* _What to produce_
Search the material and gather each line with "Blutsauger" in it.

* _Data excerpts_
----------------

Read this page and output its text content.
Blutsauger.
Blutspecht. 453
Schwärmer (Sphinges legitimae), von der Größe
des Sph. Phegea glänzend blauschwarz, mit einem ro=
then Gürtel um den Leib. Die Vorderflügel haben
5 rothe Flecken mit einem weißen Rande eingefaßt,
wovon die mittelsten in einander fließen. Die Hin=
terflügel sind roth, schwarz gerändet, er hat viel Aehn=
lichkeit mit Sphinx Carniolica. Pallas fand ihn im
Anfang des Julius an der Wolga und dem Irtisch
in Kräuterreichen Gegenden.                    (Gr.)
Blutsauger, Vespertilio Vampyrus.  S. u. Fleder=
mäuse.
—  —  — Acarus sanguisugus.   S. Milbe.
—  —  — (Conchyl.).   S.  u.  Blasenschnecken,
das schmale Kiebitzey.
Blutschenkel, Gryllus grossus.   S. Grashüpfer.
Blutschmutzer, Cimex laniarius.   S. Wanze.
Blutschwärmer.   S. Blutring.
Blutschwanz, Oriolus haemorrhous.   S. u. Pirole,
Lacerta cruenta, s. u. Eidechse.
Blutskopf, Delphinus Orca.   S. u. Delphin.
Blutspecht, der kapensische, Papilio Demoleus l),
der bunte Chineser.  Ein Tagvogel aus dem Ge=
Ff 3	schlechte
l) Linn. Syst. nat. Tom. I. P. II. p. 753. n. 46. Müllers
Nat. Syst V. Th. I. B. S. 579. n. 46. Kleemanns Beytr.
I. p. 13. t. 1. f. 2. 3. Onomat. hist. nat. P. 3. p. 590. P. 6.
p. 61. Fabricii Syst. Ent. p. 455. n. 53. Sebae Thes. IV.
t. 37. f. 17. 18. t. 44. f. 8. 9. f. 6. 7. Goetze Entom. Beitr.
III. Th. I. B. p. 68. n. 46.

----------------

* _Output below_
Blutsauger.
Blutsauger, Vespertilio Vampyrus.  S. u. Fleder=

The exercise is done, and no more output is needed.